§ **The exercise**:
Find the lines with "name" in them and copy them out.

§ **Stored rows**:
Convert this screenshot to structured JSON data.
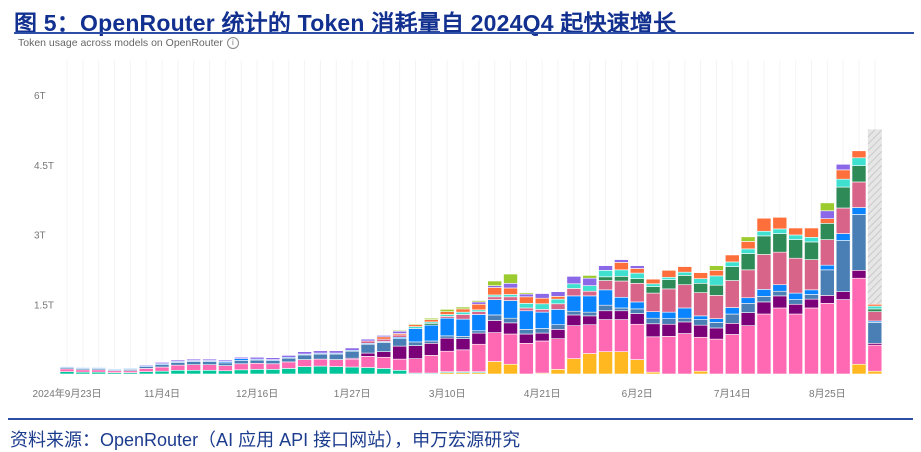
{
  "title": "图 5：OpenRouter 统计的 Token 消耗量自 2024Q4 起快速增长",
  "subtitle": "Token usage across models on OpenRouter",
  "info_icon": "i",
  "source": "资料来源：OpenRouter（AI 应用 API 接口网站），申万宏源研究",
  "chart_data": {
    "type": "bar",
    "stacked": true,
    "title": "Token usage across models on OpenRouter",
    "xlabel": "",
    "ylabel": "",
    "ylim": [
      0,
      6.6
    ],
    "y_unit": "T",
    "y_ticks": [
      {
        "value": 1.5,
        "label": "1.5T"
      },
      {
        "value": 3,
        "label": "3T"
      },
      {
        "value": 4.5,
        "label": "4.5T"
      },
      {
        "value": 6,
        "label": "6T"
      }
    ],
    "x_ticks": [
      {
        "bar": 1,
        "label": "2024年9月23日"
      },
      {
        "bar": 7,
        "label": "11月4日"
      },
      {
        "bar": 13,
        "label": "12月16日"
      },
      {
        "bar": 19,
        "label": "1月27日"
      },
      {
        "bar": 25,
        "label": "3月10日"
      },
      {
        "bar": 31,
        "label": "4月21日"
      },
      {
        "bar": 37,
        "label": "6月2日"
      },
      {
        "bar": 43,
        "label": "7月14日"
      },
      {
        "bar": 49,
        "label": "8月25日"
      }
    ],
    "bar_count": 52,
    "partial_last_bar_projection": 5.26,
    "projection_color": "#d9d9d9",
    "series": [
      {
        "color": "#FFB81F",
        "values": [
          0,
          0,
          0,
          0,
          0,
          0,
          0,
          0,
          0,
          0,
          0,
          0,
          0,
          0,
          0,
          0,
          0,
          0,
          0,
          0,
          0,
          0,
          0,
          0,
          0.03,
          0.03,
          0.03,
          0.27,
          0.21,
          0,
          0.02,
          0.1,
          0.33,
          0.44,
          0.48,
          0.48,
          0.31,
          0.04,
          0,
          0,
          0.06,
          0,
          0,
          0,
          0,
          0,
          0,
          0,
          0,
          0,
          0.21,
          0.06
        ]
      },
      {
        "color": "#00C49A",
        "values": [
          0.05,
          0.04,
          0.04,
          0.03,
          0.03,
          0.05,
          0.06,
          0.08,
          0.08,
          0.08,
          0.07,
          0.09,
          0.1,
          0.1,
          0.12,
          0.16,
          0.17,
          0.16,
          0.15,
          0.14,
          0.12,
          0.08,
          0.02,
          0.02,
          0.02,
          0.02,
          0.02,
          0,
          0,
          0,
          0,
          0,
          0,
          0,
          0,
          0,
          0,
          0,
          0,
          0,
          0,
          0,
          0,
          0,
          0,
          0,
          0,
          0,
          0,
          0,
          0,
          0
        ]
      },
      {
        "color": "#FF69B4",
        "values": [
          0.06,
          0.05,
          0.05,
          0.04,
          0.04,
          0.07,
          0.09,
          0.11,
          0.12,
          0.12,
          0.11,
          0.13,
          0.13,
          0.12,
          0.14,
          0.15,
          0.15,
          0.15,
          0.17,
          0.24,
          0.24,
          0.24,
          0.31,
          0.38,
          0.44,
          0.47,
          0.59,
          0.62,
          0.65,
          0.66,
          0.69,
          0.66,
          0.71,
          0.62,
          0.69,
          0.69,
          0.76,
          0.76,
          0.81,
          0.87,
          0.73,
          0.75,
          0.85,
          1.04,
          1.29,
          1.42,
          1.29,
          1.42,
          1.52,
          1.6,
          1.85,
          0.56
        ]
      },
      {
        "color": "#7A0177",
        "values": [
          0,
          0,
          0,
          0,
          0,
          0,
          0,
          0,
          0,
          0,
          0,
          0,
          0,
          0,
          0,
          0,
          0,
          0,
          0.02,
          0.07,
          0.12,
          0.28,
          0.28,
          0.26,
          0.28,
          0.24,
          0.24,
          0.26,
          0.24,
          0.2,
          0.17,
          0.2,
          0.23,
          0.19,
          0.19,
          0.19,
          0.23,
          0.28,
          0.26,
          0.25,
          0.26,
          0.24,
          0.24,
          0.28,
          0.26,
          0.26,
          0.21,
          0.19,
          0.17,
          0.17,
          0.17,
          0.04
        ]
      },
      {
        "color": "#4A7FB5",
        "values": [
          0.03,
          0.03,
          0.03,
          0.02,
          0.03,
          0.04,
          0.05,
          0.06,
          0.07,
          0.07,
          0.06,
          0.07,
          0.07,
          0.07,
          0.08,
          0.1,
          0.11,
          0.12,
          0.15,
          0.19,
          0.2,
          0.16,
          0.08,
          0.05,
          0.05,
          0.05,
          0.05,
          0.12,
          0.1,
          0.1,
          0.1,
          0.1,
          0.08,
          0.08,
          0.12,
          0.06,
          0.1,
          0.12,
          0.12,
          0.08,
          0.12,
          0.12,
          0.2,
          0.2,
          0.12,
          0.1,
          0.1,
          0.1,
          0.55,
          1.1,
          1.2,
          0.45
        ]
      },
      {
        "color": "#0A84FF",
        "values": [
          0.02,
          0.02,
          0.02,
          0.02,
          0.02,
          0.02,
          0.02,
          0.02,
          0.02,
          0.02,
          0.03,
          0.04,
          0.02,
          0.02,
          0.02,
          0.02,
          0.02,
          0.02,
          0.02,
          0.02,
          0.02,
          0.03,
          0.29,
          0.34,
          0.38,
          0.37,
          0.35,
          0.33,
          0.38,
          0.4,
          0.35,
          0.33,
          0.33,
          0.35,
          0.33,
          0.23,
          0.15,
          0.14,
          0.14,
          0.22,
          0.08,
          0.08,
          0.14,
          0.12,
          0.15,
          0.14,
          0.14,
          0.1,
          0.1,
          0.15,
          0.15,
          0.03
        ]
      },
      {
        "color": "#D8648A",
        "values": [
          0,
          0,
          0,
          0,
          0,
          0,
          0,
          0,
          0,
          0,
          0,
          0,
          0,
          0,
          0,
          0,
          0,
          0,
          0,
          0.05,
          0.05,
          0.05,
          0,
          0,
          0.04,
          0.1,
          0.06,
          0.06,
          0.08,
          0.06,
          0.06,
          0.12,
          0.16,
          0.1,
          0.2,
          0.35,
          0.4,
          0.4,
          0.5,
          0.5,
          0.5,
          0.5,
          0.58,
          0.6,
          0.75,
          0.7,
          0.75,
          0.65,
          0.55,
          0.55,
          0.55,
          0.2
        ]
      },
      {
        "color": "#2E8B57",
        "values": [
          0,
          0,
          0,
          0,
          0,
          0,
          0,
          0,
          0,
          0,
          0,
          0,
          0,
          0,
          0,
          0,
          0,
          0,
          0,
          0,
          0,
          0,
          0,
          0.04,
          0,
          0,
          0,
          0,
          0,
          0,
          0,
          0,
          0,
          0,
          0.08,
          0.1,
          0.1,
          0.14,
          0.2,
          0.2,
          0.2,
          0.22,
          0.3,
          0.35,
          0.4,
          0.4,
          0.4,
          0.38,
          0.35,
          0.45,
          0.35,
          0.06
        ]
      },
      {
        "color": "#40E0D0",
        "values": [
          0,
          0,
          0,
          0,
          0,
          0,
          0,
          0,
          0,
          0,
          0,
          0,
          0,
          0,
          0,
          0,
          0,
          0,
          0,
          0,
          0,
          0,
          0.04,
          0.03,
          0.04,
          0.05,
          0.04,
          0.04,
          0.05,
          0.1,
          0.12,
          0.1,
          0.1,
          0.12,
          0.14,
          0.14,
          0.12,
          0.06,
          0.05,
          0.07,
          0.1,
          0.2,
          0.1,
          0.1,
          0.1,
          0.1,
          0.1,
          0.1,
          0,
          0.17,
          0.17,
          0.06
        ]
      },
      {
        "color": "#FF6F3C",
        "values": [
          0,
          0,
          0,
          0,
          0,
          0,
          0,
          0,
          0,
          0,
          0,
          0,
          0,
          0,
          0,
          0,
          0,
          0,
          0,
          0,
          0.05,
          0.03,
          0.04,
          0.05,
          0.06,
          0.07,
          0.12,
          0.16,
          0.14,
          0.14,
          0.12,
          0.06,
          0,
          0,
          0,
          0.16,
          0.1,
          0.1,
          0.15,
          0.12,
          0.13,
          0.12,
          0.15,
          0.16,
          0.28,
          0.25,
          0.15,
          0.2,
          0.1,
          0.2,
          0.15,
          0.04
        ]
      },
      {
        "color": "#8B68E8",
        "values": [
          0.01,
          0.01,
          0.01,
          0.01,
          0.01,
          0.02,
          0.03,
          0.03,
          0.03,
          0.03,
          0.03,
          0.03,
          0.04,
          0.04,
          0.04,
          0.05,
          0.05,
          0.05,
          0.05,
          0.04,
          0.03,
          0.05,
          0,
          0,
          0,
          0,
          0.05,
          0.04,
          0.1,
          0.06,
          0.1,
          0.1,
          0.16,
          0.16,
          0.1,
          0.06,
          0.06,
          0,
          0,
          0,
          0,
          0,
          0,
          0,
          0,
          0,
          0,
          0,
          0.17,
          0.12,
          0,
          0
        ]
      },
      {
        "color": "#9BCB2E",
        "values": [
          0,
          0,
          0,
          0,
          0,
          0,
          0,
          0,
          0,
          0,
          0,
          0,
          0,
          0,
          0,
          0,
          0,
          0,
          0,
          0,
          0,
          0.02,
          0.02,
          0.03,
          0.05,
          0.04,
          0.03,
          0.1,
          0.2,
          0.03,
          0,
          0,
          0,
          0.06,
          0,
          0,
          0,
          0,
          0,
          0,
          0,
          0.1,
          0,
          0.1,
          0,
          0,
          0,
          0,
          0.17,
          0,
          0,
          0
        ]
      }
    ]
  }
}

...

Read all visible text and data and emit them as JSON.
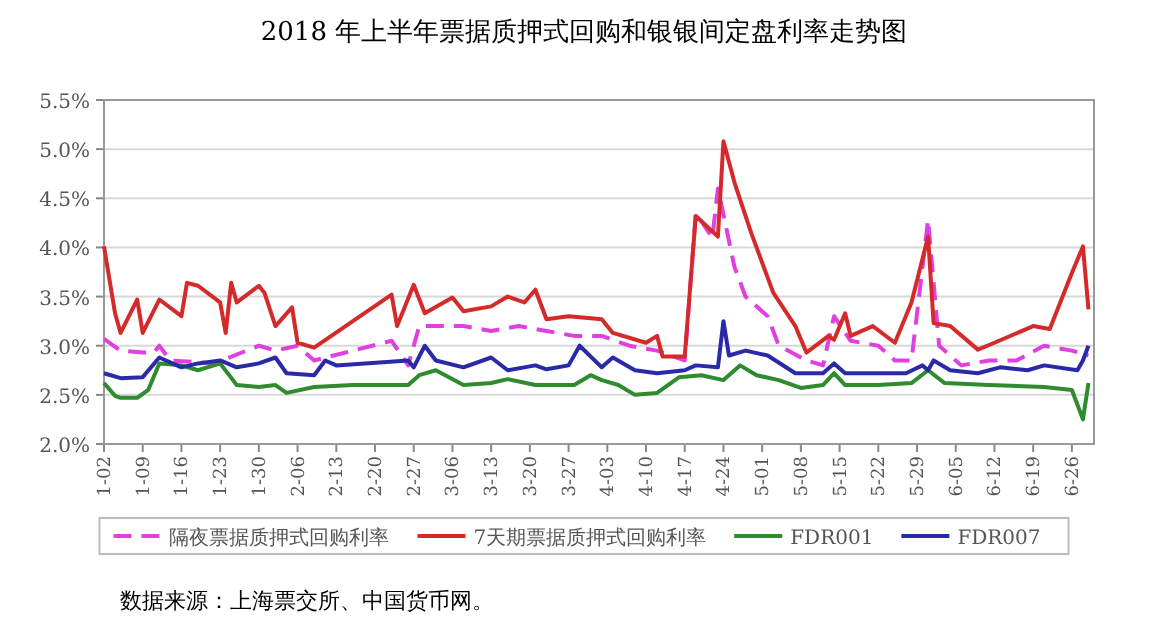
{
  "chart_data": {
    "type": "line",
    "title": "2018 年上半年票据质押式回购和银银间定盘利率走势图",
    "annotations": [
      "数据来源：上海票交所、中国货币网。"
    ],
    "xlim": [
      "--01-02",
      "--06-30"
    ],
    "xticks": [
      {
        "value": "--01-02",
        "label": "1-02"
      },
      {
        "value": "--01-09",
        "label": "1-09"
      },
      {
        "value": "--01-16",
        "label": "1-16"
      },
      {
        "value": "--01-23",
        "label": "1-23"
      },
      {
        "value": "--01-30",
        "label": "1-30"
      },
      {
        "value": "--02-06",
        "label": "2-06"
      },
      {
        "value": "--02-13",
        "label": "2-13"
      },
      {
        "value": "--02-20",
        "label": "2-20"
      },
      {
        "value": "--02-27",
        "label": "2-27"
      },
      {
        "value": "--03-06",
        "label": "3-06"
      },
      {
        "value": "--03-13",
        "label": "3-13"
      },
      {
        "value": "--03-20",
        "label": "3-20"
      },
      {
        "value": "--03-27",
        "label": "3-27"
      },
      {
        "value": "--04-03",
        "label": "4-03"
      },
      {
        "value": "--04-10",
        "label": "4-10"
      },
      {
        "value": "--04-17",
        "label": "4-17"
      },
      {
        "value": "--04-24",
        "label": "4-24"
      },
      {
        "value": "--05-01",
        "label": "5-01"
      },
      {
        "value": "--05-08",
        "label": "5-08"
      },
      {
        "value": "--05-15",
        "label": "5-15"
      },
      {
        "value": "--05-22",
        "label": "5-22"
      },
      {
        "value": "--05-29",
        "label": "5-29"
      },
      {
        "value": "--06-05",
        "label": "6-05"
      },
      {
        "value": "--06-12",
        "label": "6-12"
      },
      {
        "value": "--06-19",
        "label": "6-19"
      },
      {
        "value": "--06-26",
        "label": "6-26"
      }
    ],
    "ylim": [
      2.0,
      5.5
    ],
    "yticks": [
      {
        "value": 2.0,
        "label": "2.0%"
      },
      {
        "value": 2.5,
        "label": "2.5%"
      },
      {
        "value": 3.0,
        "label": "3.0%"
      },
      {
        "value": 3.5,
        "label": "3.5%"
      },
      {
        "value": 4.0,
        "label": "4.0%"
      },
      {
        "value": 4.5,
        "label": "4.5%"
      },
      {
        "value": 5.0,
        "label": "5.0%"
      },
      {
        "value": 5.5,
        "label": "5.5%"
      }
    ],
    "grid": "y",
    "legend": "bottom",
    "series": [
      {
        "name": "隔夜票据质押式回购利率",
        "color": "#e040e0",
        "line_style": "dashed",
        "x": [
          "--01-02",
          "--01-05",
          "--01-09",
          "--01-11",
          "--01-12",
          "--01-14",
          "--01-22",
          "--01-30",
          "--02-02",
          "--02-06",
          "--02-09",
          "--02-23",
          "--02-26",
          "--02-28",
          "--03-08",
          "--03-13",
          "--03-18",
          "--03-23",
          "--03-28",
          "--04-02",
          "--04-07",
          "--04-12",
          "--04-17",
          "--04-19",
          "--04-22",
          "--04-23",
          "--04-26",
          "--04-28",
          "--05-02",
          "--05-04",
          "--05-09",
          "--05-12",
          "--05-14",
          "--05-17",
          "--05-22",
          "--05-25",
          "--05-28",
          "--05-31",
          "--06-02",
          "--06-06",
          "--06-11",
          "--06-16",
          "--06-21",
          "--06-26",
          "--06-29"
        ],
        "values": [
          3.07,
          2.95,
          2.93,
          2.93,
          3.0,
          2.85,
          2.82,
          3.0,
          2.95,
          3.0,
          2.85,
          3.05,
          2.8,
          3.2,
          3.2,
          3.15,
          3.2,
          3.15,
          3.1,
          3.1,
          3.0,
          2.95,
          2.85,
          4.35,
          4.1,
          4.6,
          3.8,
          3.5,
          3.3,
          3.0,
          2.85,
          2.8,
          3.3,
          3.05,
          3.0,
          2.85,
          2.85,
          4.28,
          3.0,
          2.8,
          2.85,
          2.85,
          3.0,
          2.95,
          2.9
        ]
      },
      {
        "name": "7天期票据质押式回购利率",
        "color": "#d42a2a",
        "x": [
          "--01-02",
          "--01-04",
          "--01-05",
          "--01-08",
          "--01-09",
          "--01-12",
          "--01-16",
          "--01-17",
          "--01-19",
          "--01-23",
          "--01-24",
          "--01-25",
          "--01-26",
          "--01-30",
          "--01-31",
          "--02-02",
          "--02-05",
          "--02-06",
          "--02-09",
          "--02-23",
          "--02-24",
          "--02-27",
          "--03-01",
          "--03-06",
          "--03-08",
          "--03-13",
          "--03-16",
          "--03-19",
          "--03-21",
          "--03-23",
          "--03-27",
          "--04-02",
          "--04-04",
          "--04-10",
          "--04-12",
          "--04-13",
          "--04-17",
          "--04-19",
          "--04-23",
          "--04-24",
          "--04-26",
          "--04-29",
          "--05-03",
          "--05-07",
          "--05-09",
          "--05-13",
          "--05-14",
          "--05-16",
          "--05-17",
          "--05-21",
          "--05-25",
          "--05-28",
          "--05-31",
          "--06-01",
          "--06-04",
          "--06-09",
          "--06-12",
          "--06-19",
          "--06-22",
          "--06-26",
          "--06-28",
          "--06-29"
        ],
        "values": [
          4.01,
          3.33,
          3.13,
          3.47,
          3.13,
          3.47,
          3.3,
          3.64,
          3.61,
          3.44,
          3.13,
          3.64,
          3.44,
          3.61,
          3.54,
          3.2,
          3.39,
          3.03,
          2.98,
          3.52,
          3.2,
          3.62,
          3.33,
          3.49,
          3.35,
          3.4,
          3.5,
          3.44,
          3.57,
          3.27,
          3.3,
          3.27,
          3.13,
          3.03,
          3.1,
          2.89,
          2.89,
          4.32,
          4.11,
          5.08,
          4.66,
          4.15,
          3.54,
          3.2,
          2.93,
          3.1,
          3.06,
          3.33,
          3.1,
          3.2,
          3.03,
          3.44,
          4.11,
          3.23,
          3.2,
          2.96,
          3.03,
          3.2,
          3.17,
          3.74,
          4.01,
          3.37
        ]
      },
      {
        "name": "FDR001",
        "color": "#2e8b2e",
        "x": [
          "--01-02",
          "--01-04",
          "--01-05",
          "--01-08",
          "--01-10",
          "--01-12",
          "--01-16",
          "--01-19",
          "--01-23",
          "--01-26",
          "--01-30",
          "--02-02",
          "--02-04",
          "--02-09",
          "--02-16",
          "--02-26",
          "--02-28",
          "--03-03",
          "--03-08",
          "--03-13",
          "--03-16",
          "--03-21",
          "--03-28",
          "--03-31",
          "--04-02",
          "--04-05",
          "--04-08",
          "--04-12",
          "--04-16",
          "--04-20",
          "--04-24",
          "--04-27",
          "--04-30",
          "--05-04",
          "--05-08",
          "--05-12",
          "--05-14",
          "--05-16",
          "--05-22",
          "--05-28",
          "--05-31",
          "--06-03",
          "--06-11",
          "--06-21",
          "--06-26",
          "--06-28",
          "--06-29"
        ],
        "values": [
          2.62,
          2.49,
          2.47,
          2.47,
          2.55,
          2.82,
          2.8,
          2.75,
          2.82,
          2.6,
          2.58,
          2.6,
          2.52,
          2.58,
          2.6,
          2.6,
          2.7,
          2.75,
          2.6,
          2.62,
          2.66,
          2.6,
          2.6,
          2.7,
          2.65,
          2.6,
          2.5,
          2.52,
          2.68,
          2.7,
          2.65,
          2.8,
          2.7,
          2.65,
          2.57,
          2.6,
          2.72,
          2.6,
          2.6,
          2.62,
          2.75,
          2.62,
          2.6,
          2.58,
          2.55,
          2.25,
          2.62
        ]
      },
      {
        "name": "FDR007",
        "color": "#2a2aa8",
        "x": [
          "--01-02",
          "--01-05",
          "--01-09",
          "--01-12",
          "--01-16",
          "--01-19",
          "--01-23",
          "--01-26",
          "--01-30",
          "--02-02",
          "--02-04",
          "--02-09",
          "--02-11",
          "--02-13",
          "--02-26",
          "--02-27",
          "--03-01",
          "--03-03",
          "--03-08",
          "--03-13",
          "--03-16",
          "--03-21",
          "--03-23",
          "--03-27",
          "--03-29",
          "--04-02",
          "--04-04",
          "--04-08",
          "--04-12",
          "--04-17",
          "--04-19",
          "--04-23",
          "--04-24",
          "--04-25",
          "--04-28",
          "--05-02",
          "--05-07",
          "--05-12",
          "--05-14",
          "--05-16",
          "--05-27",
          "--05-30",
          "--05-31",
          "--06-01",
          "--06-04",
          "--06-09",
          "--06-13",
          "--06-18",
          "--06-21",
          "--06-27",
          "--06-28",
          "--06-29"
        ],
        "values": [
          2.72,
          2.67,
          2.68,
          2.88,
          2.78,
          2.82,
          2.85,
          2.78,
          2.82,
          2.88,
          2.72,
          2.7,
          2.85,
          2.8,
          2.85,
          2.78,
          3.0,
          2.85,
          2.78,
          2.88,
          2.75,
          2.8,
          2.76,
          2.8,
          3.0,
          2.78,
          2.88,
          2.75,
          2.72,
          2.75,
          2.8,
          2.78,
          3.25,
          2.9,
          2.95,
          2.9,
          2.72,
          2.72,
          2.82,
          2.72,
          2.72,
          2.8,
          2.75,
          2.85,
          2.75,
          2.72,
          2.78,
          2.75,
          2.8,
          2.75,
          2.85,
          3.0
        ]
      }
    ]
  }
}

§ **Task solution**:
        "name": "隔夜票据质押式回购利率",
        "name": "7天期票据质押式回购利率",
        "name": "FDR001",
        "name": "FDR007",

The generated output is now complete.